Given request —
Locate each line in the records containing "combining". Copy it.

##### Entries #####

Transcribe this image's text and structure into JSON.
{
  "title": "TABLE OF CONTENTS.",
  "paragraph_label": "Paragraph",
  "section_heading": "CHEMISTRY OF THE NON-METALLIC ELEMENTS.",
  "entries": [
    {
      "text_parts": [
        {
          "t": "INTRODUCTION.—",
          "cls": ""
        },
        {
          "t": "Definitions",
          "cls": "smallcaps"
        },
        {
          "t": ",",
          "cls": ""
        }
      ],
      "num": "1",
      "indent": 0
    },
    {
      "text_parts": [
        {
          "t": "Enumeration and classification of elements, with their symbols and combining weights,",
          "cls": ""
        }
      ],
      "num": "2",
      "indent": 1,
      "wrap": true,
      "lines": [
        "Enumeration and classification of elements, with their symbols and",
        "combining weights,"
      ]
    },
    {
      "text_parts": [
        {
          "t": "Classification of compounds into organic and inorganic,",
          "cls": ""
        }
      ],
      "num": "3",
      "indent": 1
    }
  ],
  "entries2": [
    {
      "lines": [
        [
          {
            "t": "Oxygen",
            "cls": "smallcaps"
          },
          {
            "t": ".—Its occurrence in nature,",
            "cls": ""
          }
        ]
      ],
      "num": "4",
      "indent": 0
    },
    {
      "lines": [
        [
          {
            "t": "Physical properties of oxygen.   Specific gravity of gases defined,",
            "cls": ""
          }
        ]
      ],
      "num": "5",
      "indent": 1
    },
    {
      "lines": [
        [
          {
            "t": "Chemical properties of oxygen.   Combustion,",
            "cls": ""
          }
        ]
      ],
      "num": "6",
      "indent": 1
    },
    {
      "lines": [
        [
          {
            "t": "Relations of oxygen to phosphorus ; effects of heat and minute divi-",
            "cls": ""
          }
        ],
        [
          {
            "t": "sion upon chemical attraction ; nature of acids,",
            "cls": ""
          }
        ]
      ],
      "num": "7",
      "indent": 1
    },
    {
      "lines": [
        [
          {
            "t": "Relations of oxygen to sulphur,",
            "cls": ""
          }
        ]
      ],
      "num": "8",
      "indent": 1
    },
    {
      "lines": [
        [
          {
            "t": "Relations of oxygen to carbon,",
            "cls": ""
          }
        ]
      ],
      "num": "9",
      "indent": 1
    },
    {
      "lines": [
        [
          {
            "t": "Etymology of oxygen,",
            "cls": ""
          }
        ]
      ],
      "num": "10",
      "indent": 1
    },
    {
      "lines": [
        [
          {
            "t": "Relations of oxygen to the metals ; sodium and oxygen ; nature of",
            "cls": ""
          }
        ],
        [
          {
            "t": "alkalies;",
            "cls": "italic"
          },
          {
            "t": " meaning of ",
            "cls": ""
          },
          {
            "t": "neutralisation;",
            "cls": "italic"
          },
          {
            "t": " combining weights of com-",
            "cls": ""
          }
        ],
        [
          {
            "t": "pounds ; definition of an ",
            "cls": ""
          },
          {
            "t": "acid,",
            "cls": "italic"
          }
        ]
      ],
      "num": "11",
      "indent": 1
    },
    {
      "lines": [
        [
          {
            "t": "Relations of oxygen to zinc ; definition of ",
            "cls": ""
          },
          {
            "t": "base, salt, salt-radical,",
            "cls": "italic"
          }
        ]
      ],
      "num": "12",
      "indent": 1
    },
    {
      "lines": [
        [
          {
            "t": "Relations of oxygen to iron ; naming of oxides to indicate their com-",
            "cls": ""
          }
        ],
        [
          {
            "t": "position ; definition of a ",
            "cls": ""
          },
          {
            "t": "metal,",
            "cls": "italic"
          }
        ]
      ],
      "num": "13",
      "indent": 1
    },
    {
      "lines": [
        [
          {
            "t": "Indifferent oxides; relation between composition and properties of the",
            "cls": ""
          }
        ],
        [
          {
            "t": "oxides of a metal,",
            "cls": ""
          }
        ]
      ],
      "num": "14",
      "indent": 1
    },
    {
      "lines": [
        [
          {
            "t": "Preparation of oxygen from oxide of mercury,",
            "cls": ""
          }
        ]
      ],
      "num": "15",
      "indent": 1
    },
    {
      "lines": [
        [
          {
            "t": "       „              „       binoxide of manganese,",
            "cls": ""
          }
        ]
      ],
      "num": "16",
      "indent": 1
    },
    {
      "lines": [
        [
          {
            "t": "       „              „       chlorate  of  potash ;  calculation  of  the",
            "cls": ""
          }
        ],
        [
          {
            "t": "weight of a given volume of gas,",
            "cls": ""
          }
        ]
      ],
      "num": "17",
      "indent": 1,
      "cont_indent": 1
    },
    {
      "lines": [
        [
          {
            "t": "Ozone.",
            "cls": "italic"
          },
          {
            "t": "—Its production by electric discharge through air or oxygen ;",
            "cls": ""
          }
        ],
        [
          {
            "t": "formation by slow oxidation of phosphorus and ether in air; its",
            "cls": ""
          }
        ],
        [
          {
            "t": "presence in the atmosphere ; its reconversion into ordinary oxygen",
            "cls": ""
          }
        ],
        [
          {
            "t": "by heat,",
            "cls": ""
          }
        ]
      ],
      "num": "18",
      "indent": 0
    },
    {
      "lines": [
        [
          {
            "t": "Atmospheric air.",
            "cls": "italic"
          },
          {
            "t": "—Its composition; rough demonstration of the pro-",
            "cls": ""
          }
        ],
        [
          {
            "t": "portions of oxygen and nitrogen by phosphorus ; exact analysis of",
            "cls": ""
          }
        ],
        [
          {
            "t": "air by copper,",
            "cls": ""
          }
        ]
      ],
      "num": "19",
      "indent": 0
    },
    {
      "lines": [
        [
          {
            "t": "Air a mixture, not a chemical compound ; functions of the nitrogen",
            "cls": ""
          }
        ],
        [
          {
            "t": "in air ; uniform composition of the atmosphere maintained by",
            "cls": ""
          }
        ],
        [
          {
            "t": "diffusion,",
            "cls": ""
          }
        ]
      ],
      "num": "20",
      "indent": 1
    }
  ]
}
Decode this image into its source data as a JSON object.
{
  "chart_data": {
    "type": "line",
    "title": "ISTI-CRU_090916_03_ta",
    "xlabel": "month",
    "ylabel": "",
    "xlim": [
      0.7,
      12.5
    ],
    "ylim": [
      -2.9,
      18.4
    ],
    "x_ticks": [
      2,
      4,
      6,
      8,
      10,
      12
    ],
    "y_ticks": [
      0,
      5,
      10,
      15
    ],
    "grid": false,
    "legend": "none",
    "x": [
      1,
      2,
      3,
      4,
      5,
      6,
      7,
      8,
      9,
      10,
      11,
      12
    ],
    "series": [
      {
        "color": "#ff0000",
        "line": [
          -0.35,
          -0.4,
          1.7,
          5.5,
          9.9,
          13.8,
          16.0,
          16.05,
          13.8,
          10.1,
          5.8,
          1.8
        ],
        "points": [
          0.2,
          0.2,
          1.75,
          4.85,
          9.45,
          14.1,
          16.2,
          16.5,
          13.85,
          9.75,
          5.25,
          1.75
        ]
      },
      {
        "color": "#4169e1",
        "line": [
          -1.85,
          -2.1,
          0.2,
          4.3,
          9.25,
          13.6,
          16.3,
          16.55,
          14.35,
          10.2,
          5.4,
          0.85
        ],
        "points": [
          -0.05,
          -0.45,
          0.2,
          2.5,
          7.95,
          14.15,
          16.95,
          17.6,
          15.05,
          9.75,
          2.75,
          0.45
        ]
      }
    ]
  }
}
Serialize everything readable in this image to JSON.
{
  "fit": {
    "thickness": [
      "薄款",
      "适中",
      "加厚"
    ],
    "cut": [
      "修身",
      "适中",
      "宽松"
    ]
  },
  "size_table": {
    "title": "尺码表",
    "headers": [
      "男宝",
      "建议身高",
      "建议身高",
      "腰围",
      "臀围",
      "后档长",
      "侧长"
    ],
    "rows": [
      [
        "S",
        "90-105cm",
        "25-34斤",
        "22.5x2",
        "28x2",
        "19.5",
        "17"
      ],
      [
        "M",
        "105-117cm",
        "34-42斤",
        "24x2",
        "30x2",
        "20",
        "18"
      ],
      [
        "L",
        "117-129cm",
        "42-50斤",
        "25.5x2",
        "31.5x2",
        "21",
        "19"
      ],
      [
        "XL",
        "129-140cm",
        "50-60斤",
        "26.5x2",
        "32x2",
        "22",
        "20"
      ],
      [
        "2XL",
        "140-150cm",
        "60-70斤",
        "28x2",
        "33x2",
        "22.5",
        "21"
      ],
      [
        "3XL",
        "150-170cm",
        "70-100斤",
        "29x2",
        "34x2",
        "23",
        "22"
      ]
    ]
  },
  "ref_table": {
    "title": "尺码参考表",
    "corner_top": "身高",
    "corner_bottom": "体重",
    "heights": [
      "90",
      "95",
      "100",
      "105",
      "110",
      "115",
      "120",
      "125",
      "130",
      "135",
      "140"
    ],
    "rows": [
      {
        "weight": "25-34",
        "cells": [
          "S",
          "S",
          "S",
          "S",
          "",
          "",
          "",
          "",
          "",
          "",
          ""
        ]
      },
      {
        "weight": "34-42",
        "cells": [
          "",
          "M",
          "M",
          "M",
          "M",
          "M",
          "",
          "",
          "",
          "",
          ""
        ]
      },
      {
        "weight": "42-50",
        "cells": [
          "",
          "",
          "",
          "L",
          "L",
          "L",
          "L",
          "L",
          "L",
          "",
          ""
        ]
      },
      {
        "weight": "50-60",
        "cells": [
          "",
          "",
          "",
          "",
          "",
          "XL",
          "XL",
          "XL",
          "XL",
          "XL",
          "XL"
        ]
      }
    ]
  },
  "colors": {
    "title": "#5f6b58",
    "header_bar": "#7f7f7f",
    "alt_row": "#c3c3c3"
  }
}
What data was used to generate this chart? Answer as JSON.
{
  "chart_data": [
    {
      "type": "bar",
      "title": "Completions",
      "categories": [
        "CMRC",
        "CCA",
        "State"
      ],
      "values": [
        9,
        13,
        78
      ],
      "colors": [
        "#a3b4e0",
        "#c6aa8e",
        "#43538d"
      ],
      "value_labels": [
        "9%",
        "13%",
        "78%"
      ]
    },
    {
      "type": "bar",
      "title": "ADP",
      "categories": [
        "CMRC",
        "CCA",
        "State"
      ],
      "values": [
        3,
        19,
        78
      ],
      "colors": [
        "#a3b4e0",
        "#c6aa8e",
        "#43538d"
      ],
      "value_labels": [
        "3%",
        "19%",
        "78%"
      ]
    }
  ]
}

#####

Exercise answer —
          "t": "Enumeration and classification of elements, with their symbols and combining weights,",
        "combining weights,"
            "t": " combining weights of com-",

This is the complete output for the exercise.